Exercise: Print the entire listing. Each line must match the original exactly.

· · · ·

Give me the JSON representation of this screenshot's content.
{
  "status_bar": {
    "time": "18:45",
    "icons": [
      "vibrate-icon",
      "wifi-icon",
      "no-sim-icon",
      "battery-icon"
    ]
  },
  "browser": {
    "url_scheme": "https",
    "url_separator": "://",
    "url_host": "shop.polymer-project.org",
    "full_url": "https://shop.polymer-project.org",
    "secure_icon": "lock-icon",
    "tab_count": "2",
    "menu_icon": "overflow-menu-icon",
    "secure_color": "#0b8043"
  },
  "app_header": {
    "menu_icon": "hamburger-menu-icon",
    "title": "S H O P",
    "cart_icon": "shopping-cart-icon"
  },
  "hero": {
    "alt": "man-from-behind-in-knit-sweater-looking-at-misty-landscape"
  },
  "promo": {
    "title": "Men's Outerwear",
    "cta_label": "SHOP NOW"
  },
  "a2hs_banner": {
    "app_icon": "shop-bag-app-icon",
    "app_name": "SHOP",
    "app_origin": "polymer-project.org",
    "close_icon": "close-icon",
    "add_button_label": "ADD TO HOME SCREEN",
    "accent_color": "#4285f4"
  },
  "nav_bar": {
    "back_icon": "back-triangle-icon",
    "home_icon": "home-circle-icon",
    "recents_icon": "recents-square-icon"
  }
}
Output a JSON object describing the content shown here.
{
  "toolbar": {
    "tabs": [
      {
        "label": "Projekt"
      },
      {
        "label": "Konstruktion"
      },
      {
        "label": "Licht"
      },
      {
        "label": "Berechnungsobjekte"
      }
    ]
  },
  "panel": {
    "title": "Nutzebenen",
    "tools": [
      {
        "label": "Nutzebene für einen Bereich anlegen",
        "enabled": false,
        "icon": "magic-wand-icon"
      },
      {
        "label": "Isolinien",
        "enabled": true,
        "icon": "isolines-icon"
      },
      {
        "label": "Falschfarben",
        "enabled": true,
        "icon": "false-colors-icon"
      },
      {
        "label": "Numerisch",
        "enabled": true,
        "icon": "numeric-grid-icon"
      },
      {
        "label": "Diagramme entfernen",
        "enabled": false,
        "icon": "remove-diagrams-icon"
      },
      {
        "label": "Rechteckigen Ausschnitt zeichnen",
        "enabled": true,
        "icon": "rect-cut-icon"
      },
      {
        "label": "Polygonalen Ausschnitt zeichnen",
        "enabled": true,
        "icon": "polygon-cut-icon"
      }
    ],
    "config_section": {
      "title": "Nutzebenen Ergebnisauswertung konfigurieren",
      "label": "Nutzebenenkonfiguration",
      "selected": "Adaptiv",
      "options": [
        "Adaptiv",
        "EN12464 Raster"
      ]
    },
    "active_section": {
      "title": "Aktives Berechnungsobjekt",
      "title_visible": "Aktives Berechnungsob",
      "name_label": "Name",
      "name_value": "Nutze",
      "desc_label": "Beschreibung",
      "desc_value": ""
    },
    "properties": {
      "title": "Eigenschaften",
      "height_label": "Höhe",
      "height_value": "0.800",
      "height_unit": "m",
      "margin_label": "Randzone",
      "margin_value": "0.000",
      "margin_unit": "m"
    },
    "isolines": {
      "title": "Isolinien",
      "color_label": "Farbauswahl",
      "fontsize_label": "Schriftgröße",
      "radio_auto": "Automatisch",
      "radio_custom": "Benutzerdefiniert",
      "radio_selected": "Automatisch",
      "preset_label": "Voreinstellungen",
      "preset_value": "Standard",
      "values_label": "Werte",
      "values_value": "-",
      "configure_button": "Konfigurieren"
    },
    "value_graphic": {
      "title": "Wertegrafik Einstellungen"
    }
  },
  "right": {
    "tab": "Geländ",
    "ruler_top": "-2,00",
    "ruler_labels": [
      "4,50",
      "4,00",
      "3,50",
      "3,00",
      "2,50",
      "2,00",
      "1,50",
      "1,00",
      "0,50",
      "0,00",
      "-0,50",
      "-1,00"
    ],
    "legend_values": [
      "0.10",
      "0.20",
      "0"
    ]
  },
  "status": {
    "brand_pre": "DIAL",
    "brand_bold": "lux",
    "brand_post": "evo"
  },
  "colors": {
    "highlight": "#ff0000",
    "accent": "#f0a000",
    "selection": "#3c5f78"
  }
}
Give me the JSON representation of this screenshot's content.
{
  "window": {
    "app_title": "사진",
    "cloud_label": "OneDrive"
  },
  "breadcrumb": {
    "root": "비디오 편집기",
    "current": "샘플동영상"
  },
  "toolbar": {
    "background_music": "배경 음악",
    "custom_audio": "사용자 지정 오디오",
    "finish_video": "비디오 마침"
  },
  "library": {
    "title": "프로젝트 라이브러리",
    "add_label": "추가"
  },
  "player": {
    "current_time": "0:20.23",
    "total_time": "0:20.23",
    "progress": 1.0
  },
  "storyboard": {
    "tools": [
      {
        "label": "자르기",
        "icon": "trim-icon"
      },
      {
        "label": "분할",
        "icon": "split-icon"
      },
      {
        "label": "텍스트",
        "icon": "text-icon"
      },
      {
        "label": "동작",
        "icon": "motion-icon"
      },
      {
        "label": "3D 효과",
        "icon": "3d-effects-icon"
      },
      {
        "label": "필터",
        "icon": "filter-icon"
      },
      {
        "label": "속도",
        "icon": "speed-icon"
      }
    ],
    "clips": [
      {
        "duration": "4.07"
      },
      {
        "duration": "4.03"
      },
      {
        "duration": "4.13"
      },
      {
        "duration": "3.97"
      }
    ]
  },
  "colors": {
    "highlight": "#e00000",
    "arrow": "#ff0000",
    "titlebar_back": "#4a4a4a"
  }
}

· · · ·

Expected output:
Give me the JSON representation of this screenshot's content.
{
  "status_bar": {
    "time": "18:45",
    "icons": [
      "vibrate-icon",
      "wifi-icon",
      "no-sim-icon",
      "battery-icon"
    ]
  },
  "browser": {
    "url_scheme": "https",
    "url_separator": "://",
    "url_host": "shop.polymer-project.org",
    "full_url": "https://shop.polymer-project.org",
    "secure_icon": "lock-icon",
    "tab_count": "2",
    "menu_icon": "overflow-menu-icon",
    "secure_color": "#0b8043"
  },
  "app_header": {
    "menu_icon": "hamburger-menu-icon",
    "title": "S H O P",
    "cart_icon": "shopping-cart-icon"
  },
  "hero": {
    "alt": "man-from-behind-in-knit-sweater-looking-at-misty-landscape"
  },
  "promo": {
    "title": "Men's Outerwear",
    "cta_label": "SHOP NOW"
  },
  "a2hs_banner": {
    "app_icon": "shop-bag-app-icon",
    "app_name": "SHOP",
    "app_origin": "polymer-project.org",
    "close_icon": "close-icon",
    "add_button_label": "ADD TO HOME SCREEN",
    "accent_color": "#4285f4"
  },
  "nav_bar": {
    "back_icon": "back-triangle-icon",
    "home_icon": "home-circle-icon",
    "recents_icon": "recents-square-icon"
  }
}
Output a JSON object describing the content shown here.
{
  "toolbar": {
    "tabs": [
      {
        "label": "Projekt"
      },
      {
        "label": "Konstruktion"
      },
      {
        "label": "Licht"
      },
      {
        "label": "Berechnungsobjekte"
      }
    ]
  },
  "panel": {
    "title": "Nutzebenen",
    "tools": [
      {
        "label": "Nutzebene für einen Bereich anlegen",
        "enabled": false,
        "icon": "magic-wand-icon"
      },
      {
        "label": "Isolinien",
        "enabled": true,
        "icon": "isolines-icon"
      },
      {
        "label": "Falschfarben",
        "enabled": true,
        "icon": "false-colors-icon"
      },
      {
        "label": "Numerisch",
        "enabled": true,
        "icon": "numeric-grid-icon"
      },
      {
        "label": "Diagramme entfernen",
        "enabled": false,
        "icon": "remove-diagrams-icon"
      },
      {
        "label": "Rechteckigen Ausschnitt zeichnen",
        "enabled": true,
        "icon": "rect-cut-icon"
      },
      {
        "label": "Polygonalen Ausschnitt zeichnen",
        "enabled": true,
        "icon": "polygon-cut-icon"
      }
    ],
    "config_section": {
      "title": "Nutzebenen Ergebnisauswertung konfigurieren",
      "label": "Nutzebenenkonfiguration",
      "selected": "Adaptiv",
      "options": [
        "Adaptiv",
        "EN12464 Raster"
      ]
    },
    "active_section": {
      "title": "Aktives Berechnungsobjekt",
      "title_visible": "Aktives Berechnungsob",
      "name_label": "Name",
      "name_value": "Nutze",
      "desc_label": "Beschreibung",
      "desc_value": ""
    },
    "properties": {
      "title": "Eigenschaften",
      "height_label": "Höhe",
      "height_value": "0.800",
      "height_unit": "m",
      "margin_label": "Randzone",
      "margin_value": "0.000",
      "margin_unit": "m"
    },
    "isolines": {
      "title": "Isolinien",
      "color_label": "Farbauswahl",
      "fontsize_label": "Schriftgröße",
      "radio_auto": "Automatisch",
      "radio_custom": "Benutzerdefiniert",
      "radio_selected": "Automatisch",
      "preset_label": "Voreinstellungen",
      "preset_value": "Standard",
      "values_label": "Werte",
      "values_value": "-",
      "configure_button": "Konfigurieren"
    },
    "value_graphic": {
      "title": "Wertegrafik Einstellungen"
    }
  },
  "right": {
    "tab": "Geländ",
    "ruler_top": "-2,00",
    "ruler_labels": [
      "4,50",
      "4,00",
      "3,50",
      "3,00",
      "2,50",
      "2,00",
      "1,50",
      "1,00",
      "0,50",
      "0,00",
      "-0,50",
      "-1,00"
    ],
    "legend_values": [
      "0.10",
      "0.20",
      "0"
    ]
  },
  "status": {
    "brand_pre": "DIAL",
    "brand_bold": "lux",
    "brand_post": "evo"
  },
  "colors": {
    "highlight": "#ff0000",
    "accent": "#f0a000",
    "selection": "#3c5f78"
  }
}
Give me the JSON representation of this screenshot's content.
{
  "window": {
    "app_title": "사진",
    "cloud_label": "OneDrive"
  },
  "breadcrumb": {
    "root": "비디오 편집기",
    "current": "샘플동영상"
  },
  "toolbar": {
    "background_music": "배경 음악",
    "custom_audio": "사용자 지정 오디오",
    "finish_video": "비디오 마침"
  },
  "library": {
    "title": "프로젝트 라이브러리",
    "add_label": "추가"
  },
  "player": {
    "current_time": "0:20.23",
    "total_time": "0:20.23",
    "progress": 1.0
  },
  "storyboard": {
    "tools": [
      {
        "label": "자르기",
        "icon": "trim-icon"
      },
      {
        "label": "분할",
        "icon": "split-icon"
      },
      {
        "label": "텍스트",
        "icon": "text-icon"
      },
      {
        "label": "동작",
        "icon": "motion-icon"
      },
      {
        "label": "3D 효과",
        "icon": "3d-effects-icon"
      },
      {
        "label": "필터",
        "icon": "filter-icon"
      },
      {
        "label": "속도",
        "icon": "speed-icon"
      }
    ],
    "clips": [
      {
        "duration": "4.07"
      },
      {
        "duration": "4.03"
      },
      {
        "duration": "4.13"
      },
      {
        "duration": "3.97"
      }
    ]
  },
  "colors": {
    "highlight": "#e00000",
    "arrow": "#ff0000",
    "titlebar_back": "#4a4a4a"
  }
}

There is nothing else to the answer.